___ Dataset rows ___

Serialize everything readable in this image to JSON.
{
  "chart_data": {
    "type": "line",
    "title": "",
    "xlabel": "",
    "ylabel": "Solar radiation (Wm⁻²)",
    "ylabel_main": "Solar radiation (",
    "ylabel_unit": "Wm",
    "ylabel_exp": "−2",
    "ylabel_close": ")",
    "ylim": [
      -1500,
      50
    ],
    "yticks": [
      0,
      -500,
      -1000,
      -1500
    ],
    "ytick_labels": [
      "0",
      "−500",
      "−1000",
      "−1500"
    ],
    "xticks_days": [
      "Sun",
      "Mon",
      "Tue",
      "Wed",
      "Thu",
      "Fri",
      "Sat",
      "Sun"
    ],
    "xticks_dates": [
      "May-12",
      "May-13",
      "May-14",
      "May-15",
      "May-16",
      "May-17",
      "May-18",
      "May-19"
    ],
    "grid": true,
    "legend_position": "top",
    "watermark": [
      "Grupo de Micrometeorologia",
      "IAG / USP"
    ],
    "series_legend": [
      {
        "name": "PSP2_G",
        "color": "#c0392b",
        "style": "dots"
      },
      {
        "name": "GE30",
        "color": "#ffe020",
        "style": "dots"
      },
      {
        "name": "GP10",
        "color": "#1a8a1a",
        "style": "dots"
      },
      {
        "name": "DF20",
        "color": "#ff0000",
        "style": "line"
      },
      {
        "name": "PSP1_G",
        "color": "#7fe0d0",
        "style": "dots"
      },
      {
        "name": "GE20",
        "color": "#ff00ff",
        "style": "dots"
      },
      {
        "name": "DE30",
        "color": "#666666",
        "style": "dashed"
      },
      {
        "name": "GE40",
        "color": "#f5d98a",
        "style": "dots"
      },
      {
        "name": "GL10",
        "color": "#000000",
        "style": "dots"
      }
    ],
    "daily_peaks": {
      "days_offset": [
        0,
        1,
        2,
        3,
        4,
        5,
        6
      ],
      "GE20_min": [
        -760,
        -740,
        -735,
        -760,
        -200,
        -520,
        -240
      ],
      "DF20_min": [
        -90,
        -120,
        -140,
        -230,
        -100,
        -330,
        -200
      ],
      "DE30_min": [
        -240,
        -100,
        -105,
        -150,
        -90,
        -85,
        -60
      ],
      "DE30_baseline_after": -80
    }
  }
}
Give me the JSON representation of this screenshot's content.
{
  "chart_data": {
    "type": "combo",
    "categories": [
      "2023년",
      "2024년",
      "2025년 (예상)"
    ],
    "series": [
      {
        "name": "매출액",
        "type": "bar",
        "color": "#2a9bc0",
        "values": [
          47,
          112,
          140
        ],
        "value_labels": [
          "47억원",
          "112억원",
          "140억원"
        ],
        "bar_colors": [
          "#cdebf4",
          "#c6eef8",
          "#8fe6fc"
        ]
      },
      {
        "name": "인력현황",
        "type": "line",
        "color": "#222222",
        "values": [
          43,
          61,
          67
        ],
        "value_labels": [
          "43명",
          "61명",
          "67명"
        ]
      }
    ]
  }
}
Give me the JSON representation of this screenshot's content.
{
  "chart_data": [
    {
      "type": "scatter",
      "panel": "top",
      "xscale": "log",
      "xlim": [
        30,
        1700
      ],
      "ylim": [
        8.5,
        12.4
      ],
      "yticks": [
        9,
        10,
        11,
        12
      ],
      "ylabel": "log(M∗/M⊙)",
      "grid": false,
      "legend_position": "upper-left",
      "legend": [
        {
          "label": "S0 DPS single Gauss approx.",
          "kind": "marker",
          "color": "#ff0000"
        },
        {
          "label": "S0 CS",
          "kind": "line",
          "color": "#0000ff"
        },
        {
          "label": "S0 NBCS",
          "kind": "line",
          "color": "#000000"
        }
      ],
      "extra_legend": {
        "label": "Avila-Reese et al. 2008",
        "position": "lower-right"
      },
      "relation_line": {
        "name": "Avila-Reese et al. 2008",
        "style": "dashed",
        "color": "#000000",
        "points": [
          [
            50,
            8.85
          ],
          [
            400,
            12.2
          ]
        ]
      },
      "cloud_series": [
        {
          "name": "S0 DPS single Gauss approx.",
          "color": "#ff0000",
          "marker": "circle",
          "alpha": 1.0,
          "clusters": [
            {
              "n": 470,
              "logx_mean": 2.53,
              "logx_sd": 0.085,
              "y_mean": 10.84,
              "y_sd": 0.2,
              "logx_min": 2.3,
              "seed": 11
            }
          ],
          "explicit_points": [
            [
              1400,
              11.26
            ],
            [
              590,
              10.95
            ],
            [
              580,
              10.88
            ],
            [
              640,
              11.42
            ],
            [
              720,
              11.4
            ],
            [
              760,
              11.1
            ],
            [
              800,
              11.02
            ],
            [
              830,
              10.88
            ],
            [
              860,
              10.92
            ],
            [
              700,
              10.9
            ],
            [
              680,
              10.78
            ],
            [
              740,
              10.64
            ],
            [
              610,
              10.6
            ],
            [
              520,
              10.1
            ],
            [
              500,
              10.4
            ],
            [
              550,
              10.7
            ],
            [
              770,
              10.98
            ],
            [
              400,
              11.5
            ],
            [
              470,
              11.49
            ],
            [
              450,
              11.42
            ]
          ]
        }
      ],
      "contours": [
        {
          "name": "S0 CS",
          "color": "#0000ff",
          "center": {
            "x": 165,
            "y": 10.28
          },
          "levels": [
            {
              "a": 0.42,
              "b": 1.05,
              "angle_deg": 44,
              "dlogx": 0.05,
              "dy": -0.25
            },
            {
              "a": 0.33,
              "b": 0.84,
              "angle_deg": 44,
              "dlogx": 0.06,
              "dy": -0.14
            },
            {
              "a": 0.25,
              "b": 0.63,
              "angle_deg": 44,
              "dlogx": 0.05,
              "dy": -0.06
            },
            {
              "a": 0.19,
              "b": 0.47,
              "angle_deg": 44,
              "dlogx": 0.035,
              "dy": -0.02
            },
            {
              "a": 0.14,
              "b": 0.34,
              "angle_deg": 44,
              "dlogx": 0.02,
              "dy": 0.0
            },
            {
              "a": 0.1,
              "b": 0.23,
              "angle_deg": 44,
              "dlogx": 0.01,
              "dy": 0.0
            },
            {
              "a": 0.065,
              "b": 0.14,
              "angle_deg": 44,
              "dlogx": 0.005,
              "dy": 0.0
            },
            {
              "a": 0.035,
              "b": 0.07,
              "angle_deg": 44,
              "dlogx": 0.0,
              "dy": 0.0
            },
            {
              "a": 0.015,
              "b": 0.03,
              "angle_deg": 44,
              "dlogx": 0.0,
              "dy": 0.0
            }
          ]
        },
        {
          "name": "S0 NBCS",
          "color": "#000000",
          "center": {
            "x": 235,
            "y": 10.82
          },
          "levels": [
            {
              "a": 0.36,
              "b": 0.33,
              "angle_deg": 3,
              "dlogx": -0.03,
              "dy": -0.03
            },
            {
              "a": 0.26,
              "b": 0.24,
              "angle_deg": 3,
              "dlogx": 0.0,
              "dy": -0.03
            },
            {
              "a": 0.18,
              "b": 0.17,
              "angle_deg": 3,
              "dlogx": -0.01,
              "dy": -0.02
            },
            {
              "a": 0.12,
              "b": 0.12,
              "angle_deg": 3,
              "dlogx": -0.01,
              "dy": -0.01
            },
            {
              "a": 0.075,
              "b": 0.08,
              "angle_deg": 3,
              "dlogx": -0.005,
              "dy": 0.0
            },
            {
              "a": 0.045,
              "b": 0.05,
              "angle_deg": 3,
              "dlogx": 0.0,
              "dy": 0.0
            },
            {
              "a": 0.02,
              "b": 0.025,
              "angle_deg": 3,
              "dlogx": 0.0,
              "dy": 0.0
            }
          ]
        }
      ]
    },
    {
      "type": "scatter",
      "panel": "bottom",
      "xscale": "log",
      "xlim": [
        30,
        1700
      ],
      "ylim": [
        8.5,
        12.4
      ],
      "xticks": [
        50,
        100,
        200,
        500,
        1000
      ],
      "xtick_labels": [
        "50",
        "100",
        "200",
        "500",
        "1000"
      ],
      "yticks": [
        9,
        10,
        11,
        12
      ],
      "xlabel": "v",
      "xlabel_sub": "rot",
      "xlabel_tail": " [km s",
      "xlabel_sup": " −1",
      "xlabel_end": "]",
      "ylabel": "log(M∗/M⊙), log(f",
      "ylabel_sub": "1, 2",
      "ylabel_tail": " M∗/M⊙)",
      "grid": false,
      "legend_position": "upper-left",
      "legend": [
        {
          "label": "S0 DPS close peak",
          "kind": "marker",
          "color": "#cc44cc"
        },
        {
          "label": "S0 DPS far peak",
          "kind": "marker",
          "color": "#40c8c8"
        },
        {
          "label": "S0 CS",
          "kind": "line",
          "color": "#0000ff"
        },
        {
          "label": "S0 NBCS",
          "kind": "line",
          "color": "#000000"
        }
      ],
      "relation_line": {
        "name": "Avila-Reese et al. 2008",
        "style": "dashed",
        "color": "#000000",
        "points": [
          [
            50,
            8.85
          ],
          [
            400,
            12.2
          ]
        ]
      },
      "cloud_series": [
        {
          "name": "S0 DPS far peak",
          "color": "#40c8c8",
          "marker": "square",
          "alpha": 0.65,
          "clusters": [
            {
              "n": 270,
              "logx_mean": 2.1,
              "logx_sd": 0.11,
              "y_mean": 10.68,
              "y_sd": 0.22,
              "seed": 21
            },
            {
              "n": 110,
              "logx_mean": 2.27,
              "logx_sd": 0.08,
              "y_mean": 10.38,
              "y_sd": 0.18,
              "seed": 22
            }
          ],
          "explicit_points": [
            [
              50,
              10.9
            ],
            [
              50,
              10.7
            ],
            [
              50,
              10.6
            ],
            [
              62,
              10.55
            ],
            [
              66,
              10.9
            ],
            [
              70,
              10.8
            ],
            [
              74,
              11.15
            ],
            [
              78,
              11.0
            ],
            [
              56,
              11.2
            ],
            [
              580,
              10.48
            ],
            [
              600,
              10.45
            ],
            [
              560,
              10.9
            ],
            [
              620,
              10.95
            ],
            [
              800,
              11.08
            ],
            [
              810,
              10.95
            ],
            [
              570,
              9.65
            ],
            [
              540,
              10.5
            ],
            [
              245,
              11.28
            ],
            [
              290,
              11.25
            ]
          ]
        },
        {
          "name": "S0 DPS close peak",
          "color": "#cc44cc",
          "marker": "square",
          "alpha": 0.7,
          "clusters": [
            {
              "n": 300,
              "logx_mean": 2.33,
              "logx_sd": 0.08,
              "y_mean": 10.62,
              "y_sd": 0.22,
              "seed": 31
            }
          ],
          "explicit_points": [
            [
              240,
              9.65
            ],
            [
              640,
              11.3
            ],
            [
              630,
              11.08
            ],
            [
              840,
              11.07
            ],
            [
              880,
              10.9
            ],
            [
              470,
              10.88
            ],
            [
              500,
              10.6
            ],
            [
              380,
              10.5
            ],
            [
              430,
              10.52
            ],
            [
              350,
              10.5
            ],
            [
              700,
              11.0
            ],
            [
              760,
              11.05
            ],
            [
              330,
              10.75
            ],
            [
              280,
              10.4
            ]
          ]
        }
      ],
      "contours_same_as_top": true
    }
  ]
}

___

Your goal
Leave out every line without the string "single" and copy the rest.

Exercise solution
          "label": "S0 DPS single Gauss approx.",
          "name": "S0 DPS single Gauss approx.",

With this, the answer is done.